- **REQUIRED WORK**
Work through the listing below and count the lines that hold "같습니다". Answer with the number alone.

- **TASK MATERIAL**

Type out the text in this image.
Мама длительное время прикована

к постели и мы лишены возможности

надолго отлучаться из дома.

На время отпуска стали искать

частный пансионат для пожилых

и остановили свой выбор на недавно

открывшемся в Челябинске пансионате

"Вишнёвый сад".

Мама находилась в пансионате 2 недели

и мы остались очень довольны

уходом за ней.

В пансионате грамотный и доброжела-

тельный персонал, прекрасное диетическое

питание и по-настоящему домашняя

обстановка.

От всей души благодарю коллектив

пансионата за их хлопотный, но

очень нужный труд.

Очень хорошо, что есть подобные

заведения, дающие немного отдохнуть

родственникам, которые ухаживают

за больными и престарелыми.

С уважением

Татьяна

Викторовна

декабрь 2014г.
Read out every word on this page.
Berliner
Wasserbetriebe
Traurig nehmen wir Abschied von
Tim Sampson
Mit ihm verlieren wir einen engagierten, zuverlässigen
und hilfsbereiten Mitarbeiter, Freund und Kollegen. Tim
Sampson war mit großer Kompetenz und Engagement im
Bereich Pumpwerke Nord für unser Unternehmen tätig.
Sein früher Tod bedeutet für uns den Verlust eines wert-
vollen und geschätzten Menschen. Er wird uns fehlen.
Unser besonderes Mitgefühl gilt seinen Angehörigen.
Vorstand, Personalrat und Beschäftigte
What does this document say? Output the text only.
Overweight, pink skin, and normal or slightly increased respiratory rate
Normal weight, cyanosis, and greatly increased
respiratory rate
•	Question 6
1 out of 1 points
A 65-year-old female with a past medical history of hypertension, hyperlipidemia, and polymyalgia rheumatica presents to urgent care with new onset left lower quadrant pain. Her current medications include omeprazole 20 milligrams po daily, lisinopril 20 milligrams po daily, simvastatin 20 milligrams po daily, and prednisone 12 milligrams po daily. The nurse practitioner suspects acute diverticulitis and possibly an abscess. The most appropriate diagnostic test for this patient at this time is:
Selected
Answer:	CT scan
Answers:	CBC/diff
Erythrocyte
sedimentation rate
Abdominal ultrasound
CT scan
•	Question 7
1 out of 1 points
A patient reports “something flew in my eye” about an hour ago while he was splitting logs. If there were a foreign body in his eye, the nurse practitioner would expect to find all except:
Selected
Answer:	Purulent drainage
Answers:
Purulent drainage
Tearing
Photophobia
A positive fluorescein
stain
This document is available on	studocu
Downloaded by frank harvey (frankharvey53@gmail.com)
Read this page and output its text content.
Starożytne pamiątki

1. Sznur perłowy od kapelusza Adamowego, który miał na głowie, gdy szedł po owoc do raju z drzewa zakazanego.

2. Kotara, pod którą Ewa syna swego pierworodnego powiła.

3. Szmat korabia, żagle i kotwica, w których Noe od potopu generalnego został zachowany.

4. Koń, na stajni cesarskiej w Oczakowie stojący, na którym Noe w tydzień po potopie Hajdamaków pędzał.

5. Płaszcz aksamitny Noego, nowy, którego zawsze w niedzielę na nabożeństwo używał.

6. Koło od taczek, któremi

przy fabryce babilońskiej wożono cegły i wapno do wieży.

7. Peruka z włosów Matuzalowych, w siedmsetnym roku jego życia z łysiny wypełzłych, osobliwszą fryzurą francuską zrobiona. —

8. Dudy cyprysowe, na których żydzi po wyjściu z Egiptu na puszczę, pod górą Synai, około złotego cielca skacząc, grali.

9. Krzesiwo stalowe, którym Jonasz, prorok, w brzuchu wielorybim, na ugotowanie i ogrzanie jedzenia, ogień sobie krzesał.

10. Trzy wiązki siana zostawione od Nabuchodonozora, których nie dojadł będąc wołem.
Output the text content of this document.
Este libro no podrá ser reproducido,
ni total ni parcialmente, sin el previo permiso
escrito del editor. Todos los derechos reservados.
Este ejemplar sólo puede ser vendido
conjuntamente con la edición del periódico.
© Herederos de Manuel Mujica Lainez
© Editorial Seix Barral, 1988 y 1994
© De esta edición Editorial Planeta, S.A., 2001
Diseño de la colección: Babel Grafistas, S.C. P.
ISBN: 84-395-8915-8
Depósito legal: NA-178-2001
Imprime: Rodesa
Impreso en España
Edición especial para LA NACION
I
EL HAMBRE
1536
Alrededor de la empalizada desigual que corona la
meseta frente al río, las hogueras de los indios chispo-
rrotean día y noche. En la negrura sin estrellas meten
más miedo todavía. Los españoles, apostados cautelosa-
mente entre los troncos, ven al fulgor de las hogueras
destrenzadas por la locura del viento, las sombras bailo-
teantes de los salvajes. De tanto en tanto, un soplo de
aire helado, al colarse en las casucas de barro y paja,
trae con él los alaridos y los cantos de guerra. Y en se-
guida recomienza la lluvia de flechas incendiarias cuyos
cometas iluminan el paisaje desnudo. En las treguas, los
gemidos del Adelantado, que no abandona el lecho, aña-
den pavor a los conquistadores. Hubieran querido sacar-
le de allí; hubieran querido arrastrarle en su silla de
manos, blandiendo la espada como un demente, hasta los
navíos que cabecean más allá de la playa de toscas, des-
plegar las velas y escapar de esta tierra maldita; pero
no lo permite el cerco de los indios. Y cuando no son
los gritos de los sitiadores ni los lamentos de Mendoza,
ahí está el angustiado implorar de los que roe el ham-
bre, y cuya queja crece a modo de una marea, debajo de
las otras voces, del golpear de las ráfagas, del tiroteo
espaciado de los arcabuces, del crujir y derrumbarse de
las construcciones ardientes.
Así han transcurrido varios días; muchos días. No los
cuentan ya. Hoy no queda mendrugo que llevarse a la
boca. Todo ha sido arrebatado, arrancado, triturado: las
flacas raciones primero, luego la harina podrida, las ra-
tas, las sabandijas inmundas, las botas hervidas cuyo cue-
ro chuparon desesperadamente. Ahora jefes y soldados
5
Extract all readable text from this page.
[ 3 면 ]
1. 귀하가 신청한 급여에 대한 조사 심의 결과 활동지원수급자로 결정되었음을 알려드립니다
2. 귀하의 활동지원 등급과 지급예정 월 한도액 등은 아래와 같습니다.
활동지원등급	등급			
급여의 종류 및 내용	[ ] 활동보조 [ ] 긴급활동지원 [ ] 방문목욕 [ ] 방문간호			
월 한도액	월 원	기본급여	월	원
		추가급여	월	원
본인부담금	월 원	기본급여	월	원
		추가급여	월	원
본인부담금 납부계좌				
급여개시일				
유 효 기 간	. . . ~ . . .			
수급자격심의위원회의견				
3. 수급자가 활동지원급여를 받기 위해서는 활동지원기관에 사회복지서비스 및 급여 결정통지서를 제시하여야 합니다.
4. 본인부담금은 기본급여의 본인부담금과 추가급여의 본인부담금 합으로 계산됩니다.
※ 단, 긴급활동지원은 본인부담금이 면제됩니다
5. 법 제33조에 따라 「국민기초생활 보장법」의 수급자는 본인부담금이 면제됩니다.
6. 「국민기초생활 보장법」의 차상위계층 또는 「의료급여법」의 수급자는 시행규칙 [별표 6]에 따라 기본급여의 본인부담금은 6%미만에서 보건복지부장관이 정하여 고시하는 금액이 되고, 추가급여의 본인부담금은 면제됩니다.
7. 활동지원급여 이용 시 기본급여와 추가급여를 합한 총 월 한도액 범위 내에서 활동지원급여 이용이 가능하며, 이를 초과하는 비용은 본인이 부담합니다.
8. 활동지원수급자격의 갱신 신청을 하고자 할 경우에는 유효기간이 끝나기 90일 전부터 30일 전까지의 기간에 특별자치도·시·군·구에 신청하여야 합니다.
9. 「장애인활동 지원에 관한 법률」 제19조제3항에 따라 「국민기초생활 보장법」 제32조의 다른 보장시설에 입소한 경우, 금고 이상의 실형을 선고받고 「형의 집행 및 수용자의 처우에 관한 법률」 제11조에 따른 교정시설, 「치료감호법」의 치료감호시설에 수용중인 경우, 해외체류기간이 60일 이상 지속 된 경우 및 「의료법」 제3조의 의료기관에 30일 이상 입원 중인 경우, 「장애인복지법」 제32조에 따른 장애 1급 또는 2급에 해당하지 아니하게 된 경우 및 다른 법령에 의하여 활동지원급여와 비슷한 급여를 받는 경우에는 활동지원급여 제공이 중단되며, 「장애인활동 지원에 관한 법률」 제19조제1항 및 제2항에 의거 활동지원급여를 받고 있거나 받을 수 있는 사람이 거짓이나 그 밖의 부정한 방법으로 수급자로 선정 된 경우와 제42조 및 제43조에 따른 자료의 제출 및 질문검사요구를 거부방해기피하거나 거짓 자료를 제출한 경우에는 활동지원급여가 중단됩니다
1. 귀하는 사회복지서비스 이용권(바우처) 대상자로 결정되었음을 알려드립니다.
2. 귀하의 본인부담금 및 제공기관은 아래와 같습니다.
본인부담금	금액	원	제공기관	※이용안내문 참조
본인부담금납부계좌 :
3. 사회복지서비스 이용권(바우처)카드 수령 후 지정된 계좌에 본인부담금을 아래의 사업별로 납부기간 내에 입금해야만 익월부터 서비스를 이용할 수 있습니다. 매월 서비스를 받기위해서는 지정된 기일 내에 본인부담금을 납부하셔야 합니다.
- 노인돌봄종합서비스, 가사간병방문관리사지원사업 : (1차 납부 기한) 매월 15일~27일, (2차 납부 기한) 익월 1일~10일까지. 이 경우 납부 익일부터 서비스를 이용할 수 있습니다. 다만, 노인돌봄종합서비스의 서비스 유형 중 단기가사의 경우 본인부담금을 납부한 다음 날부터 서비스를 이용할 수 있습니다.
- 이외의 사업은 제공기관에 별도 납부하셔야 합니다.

- **CORRECT ANSWER**
2